-- GOAL OF THE EXERCISE --
From the listing below, pull out the lines that hold "style".

— START OF INFORMATION SUPPLIED —

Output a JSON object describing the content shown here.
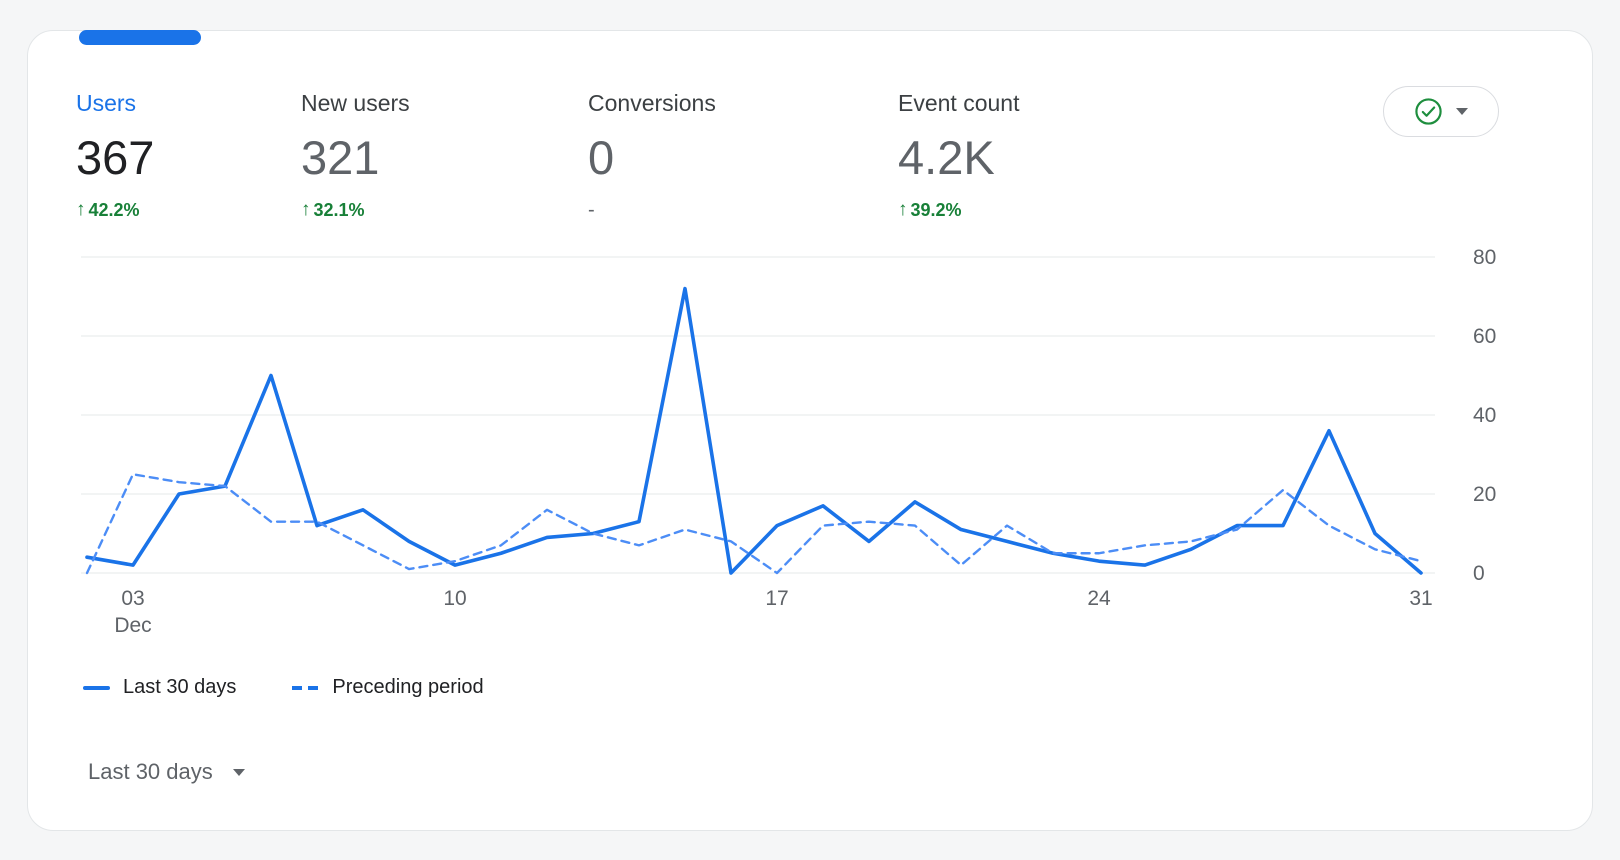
{
  "card": {
    "metrics": [
      {
        "label": "Users",
        "value": "367",
        "arrow": "↑",
        "delta": "42.2%",
        "active": true
      },
      {
        "label": "New users",
        "value": "321",
        "arrow": "↑",
        "delta": "32.1%",
        "active": false
      },
      {
        "label": "Conversions",
        "value": "0",
        "arrow": "",
        "delta": "-",
        "active": false
      },
      {
        "label": "Event count",
        "value": "4.2K",
        "arrow": "↑",
        "delta": "39.2%",
        "active": false
      }
    ],
    "legend": [
      {
        "label": "Last 30 days",
        "style": "solid"
      },
      {
        "label": "Preceding period",
        "style": "dashed"
      }
    ],
    "footer": {
      "range_label": "Last 30 days"
    }
  },
  "colors": {
    "accent": "#1a73e8",
    "positive": "#188038",
    "muted_text": "#5f6368",
    "gridline": "#e6e8ea"
  },
  "chart_data": {
    "type": "line",
    "title": "Users over last 30 days vs preceding period",
    "xlabel": "",
    "ylabel": "",
    "ylim": [
      0,
      80
    ],
    "y_ticks": [
      0,
      20,
      40,
      60,
      80
    ],
    "grid": true,
    "legend_position": "bottom-left",
    "x_tick_labels": [
      {
        "index": 1,
        "label": "03",
        "sub": "Dec"
      },
      {
        "index": 8,
        "label": "10"
      },
      {
        "index": 15,
        "label": "17"
      },
      {
        "index": 22,
        "label": "24"
      },
      {
        "index": 29,
        "label": "31"
      }
    ],
    "series": [
      {
        "name": "Last 30 days",
        "style": "solid",
        "color": "#1a73e8",
        "values": [
          4,
          2,
          20,
          22,
          50,
          12,
          16,
          8,
          2,
          5,
          9,
          10,
          13,
          72,
          0,
          12,
          17,
          8,
          18,
          11,
          8,
          5,
          3,
          2,
          6,
          12,
          12,
          36,
          10,
          0
        ]
      },
      {
        "name": "Preceding period",
        "style": "dashed",
        "color": "#4c8df6",
        "values": [
          0,
          25,
          23,
          22,
          13,
          13,
          7,
          1,
          3,
          7,
          16,
          10,
          7,
          11,
          8,
          0,
          12,
          13,
          12,
          2,
          12,
          5,
          5,
          7,
          8,
          11,
          21,
          12,
          6,
          3
        ]
      }
    ]
  }
}
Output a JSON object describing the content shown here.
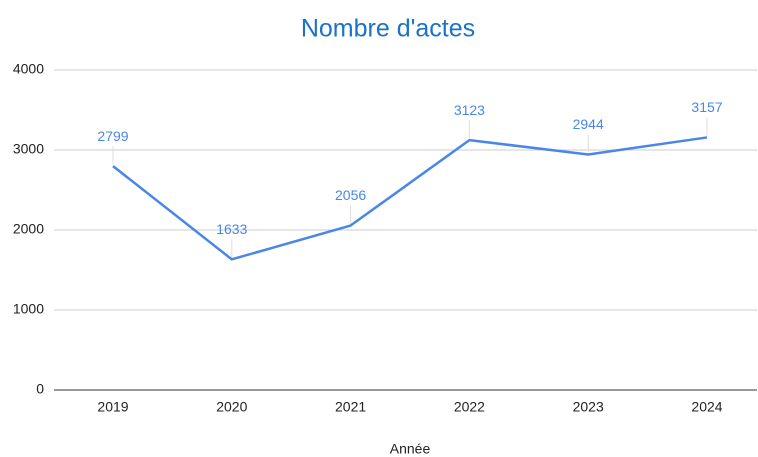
{
  "chart_data": {
    "type": "line",
    "title": "Nombre d'actes",
    "x_label": "Année",
    "categories": [
      "2019",
      "2020",
      "2021",
      "2022",
      "2023",
      "2024"
    ],
    "series": [
      {
        "name": "Nombre d'actes",
        "color": "#4a86e8",
        "values": [
          2799,
          1633,
          2056,
          3123,
          2944,
          3157
        ]
      }
    ],
    "ylim": [
      0,
      4000
    ],
    "yticks": [
      0,
      1000,
      2000,
      3000,
      4000
    ],
    "grid": true
  }
}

— END OF INFORMATION SUPPLIED —

-- FULL RESPONSE --
        "style": "solid"
        "style": "dashed"
        "style": "solid",
        "style": "dashed",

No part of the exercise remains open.